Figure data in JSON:

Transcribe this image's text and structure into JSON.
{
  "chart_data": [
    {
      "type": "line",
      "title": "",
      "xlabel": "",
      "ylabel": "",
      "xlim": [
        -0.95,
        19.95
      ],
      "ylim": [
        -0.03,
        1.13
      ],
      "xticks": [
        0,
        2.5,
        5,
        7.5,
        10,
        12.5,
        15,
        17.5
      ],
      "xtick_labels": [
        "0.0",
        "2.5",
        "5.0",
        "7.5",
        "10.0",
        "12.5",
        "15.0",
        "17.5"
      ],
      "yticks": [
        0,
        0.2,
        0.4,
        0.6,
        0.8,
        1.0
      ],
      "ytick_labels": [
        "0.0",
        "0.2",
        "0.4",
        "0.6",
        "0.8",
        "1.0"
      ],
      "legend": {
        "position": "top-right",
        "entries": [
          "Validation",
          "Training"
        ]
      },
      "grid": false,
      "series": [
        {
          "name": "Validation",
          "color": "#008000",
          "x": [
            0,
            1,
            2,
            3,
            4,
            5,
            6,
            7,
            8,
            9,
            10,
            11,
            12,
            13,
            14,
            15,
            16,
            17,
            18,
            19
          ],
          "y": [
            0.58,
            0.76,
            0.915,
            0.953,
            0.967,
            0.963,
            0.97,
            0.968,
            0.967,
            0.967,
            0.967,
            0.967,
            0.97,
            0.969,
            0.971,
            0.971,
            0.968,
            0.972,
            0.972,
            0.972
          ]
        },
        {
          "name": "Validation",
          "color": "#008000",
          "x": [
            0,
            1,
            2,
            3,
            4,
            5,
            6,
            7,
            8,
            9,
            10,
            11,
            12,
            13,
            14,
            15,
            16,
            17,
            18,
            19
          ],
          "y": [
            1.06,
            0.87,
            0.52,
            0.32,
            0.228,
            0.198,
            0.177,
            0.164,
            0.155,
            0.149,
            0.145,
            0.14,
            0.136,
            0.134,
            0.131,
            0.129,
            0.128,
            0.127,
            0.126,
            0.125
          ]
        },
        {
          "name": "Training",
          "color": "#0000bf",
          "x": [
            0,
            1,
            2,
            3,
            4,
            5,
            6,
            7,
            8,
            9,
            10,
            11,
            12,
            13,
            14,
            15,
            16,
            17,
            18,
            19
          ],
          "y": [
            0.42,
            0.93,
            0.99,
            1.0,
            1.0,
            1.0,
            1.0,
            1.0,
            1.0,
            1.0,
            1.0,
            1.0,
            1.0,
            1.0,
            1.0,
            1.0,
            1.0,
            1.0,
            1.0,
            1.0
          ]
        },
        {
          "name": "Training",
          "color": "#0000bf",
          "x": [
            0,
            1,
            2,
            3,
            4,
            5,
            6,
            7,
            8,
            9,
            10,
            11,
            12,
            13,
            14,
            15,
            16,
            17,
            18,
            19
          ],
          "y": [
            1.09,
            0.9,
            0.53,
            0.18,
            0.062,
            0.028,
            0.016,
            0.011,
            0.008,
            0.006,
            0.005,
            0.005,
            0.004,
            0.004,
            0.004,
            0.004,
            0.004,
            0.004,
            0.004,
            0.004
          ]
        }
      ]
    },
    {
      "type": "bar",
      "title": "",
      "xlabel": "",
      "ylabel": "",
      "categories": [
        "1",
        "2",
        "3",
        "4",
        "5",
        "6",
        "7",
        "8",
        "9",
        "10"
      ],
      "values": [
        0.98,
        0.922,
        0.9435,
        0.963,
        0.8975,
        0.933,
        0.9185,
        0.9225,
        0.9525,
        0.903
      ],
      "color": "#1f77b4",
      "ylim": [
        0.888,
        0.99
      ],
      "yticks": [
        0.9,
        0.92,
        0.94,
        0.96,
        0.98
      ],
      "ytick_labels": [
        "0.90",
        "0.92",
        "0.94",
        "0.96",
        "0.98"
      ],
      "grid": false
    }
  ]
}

==

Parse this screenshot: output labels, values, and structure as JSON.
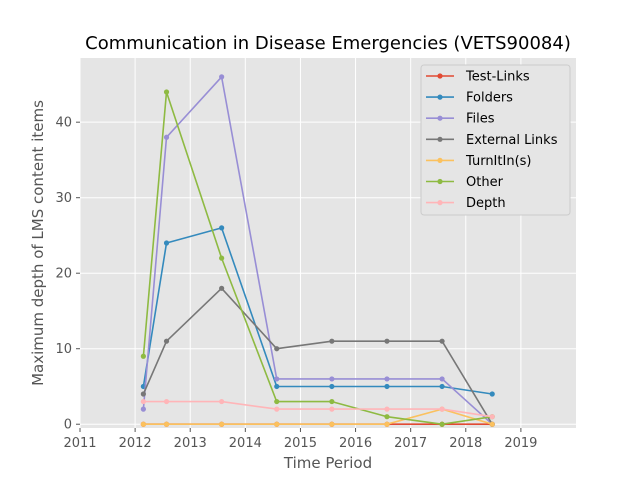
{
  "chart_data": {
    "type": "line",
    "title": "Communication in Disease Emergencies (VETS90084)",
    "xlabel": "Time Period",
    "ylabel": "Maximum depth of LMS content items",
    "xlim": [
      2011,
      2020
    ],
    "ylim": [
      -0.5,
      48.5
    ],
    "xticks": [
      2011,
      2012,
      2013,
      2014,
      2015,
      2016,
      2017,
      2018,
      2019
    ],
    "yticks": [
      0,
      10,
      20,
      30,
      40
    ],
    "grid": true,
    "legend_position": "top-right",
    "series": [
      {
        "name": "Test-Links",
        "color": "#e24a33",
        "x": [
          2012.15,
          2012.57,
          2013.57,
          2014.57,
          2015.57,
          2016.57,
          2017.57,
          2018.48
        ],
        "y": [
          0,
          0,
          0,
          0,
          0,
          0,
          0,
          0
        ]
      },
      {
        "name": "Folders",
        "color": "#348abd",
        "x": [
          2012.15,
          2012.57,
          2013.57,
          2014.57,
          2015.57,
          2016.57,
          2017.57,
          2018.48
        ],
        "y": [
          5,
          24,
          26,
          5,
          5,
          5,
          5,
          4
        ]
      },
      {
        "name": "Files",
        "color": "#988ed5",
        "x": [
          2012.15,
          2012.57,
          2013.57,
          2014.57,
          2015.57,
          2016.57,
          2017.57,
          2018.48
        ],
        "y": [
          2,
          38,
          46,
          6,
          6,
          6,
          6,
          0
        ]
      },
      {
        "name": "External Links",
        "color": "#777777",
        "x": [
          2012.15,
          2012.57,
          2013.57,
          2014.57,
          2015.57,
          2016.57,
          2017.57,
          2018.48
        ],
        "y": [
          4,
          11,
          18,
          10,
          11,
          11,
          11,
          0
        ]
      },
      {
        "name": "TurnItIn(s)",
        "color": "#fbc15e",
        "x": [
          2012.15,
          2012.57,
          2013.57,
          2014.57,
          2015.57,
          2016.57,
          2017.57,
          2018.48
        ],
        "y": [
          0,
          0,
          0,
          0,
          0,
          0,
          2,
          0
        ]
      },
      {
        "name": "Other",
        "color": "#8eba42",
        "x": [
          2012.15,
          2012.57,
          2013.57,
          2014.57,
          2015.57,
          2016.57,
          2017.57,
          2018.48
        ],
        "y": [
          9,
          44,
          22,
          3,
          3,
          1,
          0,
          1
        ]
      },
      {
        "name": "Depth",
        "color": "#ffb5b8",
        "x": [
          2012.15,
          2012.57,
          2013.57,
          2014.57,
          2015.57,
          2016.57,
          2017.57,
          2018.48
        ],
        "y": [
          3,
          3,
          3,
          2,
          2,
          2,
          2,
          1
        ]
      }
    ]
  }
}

__Problem description__. Select every line where the word "name" occurs.

__Result of this exercise__.
          "name": "Validation",
          "name": "Validation",
          "name": "Training",
          "name": "Training",
        "name": "Test-Links",
        "name": "Folders",
        "name": "Files",
        "name": "External Links",
        "name": "TurnItIn(s)",
        "name": "Other",
        "name": "Depth",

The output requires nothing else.